▶ SELECTED EXCERPT
# Tail stock advance



## robcas631 (Jan 12, 2014)

I bought a mill attachment for my grizzly 7 x 12 lathe. I find that using the tail stock to advance material works great. Problem is I'm am not getting the accuracy I want. I was wondering if there is an insert or tool available that can be mounted to the tail stock to accurately advance my mill?


----------



## Hopper (Jan 12, 2014)

robcas631 said:


> I bought a mill attachment for my grizzly 7 x 12 lathe. I find that using the tail stock to advance material works great. Problem is I'm am not getting the accuracy I want. I was wondering if there is an insert or tool available that can be mounted to the tail stock to accurately advance my mill?



No idea of a commercial accessory but there are several traditional methods of measuring tailstock movement. 

One is to use a long-travel dial-indicator to measure the tailstock quill movement.

Another is to index and mark graduations the tailstock handwheel. This can be done in the lathe, using change gears for indexing. Graduations are calculated from the knowledge of the pitch of the quill thread.

Another, but with less fine accuracy, is to mark increments on the tailstock quill by mounting it in the lathe chuck and using the knowledge of what one turn of the leadscrew equals to make equally spaced marks.

There is a lot of good info on this kind of DIY thing in an ancient book by "Duplex" (Ian Bradley and Norman Hallows) called "Lathe Devices - Their Construction and Use." Still available from Tee Publishing. (to whom I have no connection other than happy customer.)

I am not familiar with your particular machine but have to wonder why do you not use the carriage and lead screw to advance work for milling? 
A handwheel on the lead screw with appropriate graduations will give very good accuracy.


----------



## goldstar31 (Jan 12, 2014)

It is difficult to visualise the problem from your description but the cheap but not nasty way to get accuracy in advancing and withdrawing your tailstock barrel is by using a cheap Chinese vernier and grinding the jaws off.  Simply mount one end onto the barrel and the other end to the tailstock body- and zero and then read off your advance. That should give you perhaps plus or minus a thous and a half or better accuracy. 

 As you will realise, it relies on you seeing the advance - and stopping before it is too late .
 A more certain way is to mount an adjustable depth stop  either from the headstock or the saddle and either use vernier or blocks or even drill shanks. It's a bit old fashioned but you can make a rotating turret with appropriate bits of studding to vary the lengths.  

 One old worker suggested that ALL lathes should have something like this- to speed up drilling etc. I made up a similar turret years ago but discarded it in favour of one long verniers fastened to the bolt holes for the taper turning attachment and wired up to a little box of coloured lights. Pretty but no better than my earlier turret.

 Does this help?

 Norman


----------



## robcas631 (Jan 12, 2014)

Norman,

 Yes it helps a lot! Thanks!


----------



## Hopper (Jan 14, 2014)

goldstar31 said:


> It is difficult to visualise the problem from your description but the cheap but not nasty way to get accuracy in advancing and withdrawing your tailstock barrel is by using a cheap Chinese vernier and grinding the jaws off.

▶ DATA SHOWN
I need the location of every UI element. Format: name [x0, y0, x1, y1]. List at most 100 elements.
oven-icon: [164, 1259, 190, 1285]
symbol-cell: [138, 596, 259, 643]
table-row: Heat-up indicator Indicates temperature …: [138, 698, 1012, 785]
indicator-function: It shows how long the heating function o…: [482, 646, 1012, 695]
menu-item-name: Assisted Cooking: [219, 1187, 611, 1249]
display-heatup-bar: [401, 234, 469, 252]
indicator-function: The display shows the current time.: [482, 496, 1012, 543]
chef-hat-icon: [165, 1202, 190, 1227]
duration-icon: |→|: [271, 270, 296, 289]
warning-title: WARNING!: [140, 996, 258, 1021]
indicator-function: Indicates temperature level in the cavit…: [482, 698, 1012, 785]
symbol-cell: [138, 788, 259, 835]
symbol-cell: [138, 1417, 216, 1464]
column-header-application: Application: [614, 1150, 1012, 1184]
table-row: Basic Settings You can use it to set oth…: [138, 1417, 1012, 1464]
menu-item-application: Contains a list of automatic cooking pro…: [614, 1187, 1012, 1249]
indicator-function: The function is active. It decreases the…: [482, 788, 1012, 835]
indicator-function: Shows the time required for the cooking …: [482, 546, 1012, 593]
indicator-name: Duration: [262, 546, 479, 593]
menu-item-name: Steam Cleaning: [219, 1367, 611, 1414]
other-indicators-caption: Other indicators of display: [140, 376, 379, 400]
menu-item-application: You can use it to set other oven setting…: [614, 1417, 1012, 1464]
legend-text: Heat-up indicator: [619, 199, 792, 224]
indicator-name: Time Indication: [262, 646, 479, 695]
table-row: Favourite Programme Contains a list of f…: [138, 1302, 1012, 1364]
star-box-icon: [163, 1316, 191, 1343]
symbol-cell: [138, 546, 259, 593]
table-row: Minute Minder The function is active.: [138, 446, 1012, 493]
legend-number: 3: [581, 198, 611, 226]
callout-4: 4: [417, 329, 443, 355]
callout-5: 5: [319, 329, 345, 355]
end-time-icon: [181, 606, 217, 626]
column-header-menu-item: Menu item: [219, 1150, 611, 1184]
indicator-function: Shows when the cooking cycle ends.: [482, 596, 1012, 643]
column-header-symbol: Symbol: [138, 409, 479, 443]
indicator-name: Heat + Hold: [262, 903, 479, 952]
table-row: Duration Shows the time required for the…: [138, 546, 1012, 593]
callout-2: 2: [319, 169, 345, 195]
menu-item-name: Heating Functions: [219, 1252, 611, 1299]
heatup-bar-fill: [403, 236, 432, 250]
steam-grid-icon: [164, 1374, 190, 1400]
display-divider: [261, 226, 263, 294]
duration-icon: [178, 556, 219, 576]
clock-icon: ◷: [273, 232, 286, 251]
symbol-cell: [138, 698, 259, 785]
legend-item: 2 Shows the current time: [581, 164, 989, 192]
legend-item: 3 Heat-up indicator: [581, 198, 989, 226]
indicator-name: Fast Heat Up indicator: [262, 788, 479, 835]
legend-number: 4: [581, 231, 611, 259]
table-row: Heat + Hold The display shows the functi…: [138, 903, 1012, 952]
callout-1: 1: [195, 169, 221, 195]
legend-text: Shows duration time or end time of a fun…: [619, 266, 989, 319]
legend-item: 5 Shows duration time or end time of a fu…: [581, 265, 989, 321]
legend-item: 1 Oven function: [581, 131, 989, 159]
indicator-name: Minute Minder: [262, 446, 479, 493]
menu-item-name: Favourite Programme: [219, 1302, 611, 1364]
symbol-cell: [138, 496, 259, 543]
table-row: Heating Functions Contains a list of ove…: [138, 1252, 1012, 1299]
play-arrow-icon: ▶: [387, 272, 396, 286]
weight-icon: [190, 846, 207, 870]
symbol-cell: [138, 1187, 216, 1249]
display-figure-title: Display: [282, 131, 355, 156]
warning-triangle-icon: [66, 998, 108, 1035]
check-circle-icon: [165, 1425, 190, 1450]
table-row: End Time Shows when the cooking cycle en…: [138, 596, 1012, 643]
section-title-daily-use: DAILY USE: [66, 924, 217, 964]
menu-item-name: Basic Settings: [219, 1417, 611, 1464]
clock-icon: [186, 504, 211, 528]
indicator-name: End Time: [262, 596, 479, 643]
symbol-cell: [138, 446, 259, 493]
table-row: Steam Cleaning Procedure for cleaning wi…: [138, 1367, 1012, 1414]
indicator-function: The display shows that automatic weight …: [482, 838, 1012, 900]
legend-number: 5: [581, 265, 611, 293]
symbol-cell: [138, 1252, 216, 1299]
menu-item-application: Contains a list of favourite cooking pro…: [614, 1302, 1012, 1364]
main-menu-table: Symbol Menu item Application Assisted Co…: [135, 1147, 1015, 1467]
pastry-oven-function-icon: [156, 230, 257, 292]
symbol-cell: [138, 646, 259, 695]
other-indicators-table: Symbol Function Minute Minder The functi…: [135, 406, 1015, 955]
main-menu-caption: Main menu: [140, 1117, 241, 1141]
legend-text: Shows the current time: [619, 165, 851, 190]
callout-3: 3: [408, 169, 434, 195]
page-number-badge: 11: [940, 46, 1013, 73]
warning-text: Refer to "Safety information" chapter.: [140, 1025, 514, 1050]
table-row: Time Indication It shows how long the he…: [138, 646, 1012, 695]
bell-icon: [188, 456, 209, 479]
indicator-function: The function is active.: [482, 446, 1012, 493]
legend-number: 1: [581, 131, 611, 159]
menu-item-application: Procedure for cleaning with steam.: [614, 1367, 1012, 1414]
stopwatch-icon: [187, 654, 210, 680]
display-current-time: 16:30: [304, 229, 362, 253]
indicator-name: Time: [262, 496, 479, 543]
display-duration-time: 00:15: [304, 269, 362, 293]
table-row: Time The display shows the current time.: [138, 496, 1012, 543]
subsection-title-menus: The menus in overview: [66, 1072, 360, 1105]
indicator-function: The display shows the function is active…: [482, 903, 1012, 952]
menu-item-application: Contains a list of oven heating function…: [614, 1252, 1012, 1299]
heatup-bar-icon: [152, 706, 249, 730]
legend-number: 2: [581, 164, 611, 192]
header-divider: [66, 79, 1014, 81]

▶ PROMPT 1
Please list each traditional method of measuring tailstock movement that Hopper describes in the tailstock advance thread.
▶ PROMPT 2
In the tailstock advance thread, who is named as still selling the book "Lathe Devices - Their Construction and Use"?
▶ PROMPT 3
Carry on the tailstock advance thread from its last line.

▶ RIGHT ANSWER 1
- Using a long-travel dial indicator to measure the tailstock quill movement.
- Indexing and marking graduations on the tailstock handwheel, done in the lathe with change gears for indexing and calculated from the pitch of the quill thread.
- Marking increments on the tailstock quill by mounting it in the lathe chuck and using what one turn of the leadscrew equals to make equally spaced marks.

▶ RIGHT ANSWER 2
Tee Publishing.

▶ RIGHT ANSWER 3
Doh! I'll catch up with the digital age one day. Still mucking about putting graduations on my 1936 Drummond and reading the old books from that era.


----------



## goldstar31 (Jan 14, 2014)

Hopper said:


> Doh! I'll catch up with the digital age one day. Still mucking about putting graduations on my 1936 Drummond and reading the old books from that era.


 
 Confessions, confessions, kind sir! I had a RB Drummond and as far as I know a former neighbour and friend is still butchering wood on it. 
 Apart from its Number 1 Morse tapers at each end, I had only a few 16DP cogs for it. Now, I have ALL the 16DP cutters but no dear old Drummond!

 As for reading old books, an old associate died fairly recently. I thought that he had had to scrap all his old copies of things. Perverse to the end, another old reprobate sent me copies. 

 Sadly, I now have little use in my left hand following an accident and trigger finger and arthritis in my right and am desperately trying to drive the handles with something called stepper motors. Whatever they are

 If I can get this out of the way and get more time after looking after my Missus, I might get round to photographs- and posting them.

 Be assured WE are not alone.

 Regards

 Norman


----------



## robcas631 (Jan 16, 2014)

A picture and sketch of propsed advance. What do you think?


----------



## robcas631 (Jan 16, 2014)

Sketch of idea 1. 
Idea #2: I might simply insert the advance onto a chuck in the tailstock?


----------



## goldstar31 (Jan 16, 2014)

Frankly, you might get away with it but, in what I can see, I'd have driven your attachment on the saddle using the leadscrew. If you truncate your triangle of forces, your pressure exerted is not in line using the tailstock. Consequently, you are putting unnecessary strains on the underneath of the saddle- and marginally lifting it.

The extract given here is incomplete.